__Data extract__.
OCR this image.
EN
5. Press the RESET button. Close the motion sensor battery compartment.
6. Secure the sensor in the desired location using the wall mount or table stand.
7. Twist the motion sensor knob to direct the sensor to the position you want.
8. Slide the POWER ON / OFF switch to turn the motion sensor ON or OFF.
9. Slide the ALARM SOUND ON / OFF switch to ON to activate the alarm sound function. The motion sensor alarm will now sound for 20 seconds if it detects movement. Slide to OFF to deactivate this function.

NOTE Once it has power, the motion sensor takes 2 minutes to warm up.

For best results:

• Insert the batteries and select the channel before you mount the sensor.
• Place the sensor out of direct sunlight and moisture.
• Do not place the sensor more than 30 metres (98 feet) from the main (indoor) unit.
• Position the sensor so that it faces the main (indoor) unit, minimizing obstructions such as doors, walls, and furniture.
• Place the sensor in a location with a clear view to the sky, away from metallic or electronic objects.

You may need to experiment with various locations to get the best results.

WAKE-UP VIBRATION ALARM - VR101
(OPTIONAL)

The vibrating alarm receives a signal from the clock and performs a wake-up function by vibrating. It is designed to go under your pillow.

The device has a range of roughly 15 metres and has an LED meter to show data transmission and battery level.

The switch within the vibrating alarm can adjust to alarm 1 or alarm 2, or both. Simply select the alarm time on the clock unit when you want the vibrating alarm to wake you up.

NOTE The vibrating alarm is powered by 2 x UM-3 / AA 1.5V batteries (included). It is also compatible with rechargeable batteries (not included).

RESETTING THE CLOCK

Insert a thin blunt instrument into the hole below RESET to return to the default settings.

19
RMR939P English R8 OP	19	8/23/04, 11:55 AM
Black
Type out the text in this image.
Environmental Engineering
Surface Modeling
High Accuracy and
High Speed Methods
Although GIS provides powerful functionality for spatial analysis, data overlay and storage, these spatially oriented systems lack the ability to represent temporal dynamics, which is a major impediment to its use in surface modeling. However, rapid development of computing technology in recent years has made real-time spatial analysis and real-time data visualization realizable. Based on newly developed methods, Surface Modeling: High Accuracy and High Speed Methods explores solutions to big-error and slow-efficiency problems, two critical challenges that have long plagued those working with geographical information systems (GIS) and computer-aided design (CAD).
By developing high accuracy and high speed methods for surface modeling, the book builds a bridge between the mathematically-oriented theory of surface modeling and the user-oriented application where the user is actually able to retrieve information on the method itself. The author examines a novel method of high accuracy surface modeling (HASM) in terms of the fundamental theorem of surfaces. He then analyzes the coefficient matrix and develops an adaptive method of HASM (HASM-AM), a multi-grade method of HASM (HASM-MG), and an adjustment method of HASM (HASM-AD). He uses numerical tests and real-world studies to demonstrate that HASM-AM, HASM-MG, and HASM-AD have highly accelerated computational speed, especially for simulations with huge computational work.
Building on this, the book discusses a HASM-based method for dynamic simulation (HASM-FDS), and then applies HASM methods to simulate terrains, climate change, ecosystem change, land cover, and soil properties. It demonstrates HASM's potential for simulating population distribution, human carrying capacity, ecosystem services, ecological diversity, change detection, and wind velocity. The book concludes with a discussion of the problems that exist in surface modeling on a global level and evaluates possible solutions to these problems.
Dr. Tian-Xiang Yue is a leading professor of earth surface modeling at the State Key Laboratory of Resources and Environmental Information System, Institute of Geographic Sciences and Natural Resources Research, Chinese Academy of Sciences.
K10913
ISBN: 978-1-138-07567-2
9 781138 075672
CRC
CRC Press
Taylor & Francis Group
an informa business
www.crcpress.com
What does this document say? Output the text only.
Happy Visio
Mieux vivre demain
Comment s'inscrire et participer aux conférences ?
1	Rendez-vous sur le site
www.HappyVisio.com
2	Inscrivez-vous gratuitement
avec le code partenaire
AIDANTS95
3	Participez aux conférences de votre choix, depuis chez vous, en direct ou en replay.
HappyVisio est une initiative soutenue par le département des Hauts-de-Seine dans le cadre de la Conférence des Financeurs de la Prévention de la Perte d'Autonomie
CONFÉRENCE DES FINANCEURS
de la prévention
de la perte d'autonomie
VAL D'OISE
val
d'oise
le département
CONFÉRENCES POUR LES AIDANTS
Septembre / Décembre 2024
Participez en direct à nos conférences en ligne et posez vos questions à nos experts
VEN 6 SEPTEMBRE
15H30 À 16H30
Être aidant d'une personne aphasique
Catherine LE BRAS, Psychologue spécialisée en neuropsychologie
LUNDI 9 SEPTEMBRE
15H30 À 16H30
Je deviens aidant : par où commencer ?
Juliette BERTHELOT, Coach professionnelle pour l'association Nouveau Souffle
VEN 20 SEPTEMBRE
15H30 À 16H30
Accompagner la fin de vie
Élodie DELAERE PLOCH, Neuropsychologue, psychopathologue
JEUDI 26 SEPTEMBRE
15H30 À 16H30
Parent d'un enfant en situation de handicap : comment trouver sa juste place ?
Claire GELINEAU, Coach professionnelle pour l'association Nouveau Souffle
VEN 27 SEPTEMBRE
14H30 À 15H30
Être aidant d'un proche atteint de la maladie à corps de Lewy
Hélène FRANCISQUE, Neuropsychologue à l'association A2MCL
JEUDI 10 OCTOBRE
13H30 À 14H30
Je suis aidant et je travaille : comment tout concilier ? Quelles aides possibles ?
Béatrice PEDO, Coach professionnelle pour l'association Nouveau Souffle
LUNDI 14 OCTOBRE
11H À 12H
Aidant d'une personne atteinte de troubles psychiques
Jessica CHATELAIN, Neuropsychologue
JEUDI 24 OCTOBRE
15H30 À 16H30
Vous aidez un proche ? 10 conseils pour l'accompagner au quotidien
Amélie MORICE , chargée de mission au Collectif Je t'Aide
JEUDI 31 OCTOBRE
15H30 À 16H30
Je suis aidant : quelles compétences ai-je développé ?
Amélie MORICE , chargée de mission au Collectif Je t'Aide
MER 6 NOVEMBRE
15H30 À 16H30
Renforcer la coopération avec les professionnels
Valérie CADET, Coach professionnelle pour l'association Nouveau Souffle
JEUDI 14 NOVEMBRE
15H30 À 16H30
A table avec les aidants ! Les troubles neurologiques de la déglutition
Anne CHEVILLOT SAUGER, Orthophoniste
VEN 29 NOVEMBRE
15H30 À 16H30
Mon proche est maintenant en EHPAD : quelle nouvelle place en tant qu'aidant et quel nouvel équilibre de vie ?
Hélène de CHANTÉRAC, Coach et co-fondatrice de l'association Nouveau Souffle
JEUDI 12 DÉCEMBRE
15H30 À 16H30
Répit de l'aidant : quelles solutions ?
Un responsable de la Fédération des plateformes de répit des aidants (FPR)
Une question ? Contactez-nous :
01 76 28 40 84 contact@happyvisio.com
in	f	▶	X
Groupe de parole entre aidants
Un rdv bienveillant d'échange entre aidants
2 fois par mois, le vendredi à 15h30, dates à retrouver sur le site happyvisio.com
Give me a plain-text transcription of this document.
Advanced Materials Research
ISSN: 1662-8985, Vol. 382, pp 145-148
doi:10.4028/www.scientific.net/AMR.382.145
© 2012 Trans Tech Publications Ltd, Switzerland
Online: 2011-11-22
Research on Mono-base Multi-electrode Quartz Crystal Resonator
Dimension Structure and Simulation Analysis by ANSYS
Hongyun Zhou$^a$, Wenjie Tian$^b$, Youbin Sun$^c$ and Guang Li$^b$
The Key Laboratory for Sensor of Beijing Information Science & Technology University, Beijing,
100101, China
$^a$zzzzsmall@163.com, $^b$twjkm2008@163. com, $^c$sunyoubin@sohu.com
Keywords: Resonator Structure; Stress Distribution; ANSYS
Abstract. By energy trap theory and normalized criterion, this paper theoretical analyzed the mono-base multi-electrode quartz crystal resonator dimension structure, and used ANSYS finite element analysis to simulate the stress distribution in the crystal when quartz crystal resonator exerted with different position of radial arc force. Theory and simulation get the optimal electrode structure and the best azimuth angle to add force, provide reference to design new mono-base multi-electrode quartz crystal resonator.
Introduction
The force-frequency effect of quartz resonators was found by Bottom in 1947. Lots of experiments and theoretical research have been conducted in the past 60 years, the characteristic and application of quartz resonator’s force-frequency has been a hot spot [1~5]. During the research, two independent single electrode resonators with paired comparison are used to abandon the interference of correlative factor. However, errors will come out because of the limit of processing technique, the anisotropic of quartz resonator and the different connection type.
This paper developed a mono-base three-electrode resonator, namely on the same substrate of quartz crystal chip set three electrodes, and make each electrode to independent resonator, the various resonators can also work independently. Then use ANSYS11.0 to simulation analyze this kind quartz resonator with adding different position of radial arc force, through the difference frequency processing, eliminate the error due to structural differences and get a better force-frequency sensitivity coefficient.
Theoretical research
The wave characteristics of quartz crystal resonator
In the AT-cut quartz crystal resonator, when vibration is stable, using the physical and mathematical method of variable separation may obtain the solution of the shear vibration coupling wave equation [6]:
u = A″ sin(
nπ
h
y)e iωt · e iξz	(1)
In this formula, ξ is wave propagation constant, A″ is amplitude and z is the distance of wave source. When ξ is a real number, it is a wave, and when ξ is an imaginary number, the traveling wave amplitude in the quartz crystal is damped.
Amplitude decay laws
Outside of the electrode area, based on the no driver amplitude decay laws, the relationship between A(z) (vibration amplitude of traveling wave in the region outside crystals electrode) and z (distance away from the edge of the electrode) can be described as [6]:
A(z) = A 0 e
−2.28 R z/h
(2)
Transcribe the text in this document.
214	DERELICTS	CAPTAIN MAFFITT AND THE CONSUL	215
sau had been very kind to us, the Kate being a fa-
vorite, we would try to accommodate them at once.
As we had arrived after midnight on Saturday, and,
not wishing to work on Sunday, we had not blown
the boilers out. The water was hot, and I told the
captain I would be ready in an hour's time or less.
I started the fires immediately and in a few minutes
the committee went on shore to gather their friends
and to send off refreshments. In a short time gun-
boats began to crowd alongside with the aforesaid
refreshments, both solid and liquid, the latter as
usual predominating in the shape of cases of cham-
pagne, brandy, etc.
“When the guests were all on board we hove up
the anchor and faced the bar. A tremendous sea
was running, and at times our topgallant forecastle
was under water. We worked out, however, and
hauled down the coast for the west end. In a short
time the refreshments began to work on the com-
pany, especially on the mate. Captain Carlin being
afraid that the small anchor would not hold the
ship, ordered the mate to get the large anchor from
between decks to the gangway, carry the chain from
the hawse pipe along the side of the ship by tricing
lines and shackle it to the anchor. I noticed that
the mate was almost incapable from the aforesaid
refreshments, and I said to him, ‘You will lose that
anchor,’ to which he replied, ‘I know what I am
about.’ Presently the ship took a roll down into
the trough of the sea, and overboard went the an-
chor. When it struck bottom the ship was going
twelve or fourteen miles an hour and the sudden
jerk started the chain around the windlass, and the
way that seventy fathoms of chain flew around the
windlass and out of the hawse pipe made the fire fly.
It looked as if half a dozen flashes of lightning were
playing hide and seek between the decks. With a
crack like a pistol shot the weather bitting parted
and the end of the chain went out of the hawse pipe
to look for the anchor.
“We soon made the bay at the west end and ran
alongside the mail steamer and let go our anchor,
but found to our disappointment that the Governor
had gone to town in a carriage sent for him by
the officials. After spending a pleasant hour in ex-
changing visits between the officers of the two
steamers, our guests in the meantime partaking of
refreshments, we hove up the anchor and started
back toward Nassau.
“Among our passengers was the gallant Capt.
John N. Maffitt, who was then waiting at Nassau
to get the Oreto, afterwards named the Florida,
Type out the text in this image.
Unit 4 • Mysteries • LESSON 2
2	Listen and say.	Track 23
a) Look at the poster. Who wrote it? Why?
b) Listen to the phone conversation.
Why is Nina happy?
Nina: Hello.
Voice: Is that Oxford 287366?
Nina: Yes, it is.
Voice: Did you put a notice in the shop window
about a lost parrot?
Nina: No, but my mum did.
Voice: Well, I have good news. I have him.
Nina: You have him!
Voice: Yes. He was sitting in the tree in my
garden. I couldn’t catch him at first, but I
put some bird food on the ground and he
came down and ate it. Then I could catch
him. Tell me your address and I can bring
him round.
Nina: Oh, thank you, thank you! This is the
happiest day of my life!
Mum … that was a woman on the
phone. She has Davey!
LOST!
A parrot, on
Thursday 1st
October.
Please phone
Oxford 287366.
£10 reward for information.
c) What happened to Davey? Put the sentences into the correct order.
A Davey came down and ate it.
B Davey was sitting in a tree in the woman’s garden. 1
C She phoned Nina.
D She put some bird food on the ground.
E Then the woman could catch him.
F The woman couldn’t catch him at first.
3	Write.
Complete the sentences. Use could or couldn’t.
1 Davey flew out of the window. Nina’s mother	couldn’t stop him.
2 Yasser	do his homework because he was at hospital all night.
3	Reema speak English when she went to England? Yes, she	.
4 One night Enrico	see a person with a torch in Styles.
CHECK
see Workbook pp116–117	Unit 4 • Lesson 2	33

__Given task__. Tally the lines holding the string "Insert" and give only the count.

__Final result__. 2